» TASK STATEMENT:
Within the listing below, locate all lines containing the word "veterans". Copy each one.
....................
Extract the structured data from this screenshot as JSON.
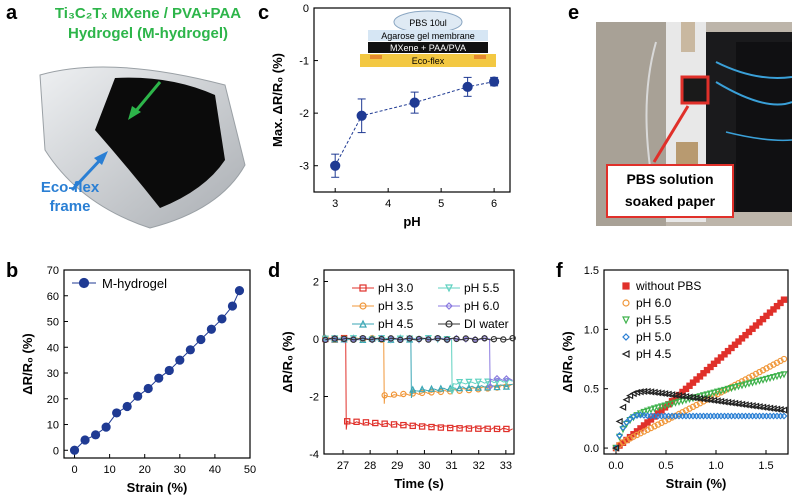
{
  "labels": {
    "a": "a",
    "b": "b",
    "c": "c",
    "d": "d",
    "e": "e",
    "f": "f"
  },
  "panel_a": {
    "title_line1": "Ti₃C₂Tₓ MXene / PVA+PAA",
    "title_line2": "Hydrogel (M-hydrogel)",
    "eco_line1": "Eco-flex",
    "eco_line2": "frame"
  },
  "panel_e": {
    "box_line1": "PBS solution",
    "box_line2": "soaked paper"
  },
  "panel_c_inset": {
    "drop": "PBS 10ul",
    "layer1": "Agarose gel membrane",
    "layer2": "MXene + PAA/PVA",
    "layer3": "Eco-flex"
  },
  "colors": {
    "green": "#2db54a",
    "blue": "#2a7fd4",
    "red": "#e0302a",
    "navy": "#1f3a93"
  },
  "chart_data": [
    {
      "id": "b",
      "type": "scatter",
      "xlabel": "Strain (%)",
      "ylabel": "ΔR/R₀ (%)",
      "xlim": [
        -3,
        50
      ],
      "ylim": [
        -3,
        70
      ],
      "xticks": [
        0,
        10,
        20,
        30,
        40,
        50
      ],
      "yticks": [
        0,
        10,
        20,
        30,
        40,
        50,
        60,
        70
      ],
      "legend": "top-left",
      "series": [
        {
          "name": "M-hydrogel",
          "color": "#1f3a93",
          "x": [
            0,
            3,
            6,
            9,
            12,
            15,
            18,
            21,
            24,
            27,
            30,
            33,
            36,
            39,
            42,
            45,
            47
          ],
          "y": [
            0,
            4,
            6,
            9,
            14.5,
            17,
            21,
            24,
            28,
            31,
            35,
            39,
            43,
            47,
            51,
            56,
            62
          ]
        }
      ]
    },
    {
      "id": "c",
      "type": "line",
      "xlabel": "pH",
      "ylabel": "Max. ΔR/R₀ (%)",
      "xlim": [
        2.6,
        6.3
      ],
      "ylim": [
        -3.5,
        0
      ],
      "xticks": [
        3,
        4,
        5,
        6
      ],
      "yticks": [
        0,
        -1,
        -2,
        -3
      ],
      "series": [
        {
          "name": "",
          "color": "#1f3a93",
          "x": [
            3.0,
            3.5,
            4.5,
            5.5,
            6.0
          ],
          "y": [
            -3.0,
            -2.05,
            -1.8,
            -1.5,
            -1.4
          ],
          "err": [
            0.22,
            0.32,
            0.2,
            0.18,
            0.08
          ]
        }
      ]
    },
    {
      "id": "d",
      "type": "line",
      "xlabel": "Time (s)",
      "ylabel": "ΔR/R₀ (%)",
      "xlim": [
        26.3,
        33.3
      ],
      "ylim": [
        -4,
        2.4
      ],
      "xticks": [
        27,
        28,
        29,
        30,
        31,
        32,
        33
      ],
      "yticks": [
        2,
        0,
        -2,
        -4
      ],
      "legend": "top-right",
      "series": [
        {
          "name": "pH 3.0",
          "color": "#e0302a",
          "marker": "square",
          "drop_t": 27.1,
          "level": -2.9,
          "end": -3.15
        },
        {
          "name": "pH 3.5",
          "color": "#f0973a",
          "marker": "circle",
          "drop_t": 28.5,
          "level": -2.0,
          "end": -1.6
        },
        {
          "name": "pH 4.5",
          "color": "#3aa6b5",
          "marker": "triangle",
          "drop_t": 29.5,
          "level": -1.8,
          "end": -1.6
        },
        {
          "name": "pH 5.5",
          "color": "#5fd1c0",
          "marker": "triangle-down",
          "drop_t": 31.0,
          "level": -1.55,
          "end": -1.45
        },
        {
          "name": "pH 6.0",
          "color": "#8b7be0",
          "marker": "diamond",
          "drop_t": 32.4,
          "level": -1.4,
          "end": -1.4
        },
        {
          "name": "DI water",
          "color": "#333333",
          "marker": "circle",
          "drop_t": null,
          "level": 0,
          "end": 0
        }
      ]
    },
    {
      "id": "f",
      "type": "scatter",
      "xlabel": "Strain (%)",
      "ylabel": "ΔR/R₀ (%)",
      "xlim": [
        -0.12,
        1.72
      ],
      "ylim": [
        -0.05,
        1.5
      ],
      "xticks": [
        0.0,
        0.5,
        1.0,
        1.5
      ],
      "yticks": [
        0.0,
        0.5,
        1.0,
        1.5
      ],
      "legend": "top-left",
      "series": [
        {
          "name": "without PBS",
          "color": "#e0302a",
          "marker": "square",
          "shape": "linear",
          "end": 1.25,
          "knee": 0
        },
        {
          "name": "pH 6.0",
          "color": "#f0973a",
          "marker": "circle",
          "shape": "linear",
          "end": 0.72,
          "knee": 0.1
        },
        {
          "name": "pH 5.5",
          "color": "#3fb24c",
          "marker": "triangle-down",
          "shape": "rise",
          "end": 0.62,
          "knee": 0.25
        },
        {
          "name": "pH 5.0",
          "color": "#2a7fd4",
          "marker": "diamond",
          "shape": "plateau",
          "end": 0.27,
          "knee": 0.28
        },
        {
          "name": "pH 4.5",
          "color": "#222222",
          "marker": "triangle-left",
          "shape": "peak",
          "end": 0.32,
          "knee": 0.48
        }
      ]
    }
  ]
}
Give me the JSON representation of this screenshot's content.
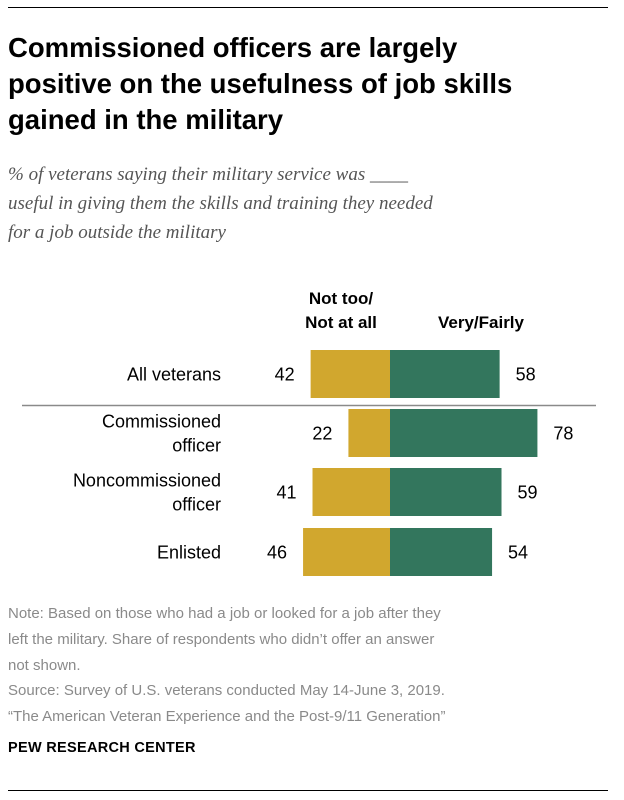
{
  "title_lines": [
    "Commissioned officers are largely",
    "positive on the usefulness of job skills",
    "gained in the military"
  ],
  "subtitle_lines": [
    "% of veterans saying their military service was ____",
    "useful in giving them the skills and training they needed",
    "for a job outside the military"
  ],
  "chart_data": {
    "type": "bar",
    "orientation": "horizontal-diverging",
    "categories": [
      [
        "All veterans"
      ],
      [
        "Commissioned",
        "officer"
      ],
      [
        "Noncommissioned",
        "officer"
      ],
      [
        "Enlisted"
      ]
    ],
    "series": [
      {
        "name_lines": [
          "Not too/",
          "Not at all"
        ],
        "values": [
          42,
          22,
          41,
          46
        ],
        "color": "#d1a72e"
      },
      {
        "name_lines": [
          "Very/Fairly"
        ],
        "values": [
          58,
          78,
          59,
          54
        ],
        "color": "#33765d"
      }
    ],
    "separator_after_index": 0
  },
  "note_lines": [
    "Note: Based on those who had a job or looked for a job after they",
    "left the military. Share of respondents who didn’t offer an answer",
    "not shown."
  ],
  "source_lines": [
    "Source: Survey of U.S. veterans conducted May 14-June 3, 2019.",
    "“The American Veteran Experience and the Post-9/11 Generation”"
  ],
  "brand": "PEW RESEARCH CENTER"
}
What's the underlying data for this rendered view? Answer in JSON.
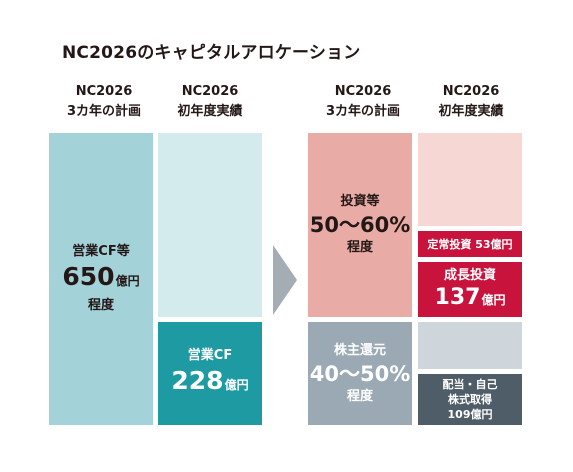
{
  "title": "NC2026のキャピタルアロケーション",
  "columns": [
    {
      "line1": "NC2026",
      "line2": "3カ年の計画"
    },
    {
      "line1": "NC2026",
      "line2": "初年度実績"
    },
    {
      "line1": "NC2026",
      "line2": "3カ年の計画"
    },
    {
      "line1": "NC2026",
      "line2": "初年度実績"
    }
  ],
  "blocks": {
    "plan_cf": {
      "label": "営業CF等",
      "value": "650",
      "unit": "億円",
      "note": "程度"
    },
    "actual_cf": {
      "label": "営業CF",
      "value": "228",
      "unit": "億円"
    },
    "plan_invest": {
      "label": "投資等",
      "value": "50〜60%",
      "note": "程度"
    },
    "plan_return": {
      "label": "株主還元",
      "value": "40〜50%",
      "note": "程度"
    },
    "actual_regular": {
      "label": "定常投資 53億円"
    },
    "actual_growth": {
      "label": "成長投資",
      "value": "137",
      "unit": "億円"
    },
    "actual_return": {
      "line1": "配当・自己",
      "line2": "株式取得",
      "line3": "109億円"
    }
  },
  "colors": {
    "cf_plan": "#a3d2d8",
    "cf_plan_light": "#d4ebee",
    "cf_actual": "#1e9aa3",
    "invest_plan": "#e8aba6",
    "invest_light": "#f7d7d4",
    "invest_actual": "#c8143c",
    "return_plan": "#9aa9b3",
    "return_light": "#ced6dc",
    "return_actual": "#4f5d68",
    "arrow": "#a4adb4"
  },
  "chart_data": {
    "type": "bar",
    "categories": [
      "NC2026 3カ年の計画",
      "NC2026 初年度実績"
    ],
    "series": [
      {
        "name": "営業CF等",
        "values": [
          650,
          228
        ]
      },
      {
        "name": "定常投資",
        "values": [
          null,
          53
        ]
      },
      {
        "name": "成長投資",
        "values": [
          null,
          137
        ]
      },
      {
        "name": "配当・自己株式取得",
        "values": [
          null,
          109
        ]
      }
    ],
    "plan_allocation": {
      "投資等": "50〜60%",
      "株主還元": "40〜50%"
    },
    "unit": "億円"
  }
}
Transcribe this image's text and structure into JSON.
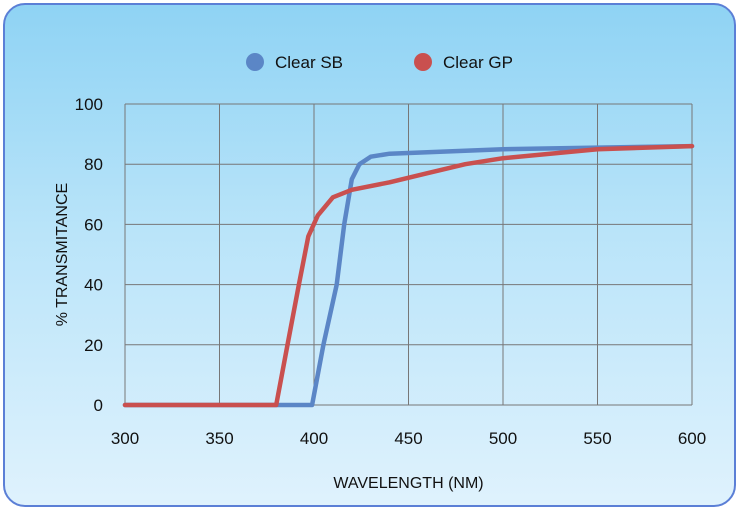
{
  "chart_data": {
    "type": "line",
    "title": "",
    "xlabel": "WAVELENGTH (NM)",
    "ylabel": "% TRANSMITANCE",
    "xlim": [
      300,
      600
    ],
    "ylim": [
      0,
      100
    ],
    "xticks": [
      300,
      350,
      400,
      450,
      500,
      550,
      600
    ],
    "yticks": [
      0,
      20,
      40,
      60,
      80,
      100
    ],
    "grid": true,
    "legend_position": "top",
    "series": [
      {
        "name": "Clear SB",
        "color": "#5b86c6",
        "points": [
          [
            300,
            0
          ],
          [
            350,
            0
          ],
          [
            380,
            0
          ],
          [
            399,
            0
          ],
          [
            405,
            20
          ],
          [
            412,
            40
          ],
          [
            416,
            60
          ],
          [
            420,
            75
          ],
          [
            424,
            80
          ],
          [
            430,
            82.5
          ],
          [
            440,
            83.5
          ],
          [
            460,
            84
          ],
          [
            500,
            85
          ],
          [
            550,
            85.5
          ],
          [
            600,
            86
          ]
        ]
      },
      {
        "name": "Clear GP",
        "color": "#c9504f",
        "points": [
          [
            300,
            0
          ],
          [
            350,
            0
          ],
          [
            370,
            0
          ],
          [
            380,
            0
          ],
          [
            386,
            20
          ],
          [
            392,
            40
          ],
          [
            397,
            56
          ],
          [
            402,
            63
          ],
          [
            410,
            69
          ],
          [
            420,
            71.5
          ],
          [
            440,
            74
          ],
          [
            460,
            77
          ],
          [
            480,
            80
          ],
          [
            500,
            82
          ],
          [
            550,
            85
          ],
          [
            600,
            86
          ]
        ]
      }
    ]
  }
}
....................
» OUTPUT OF THE TASK:
    "% of veterans saying their military service was ____",
        "All veterans"
    "Source: Survey of U.S. veterans conducted May 14-June 3, 2019.",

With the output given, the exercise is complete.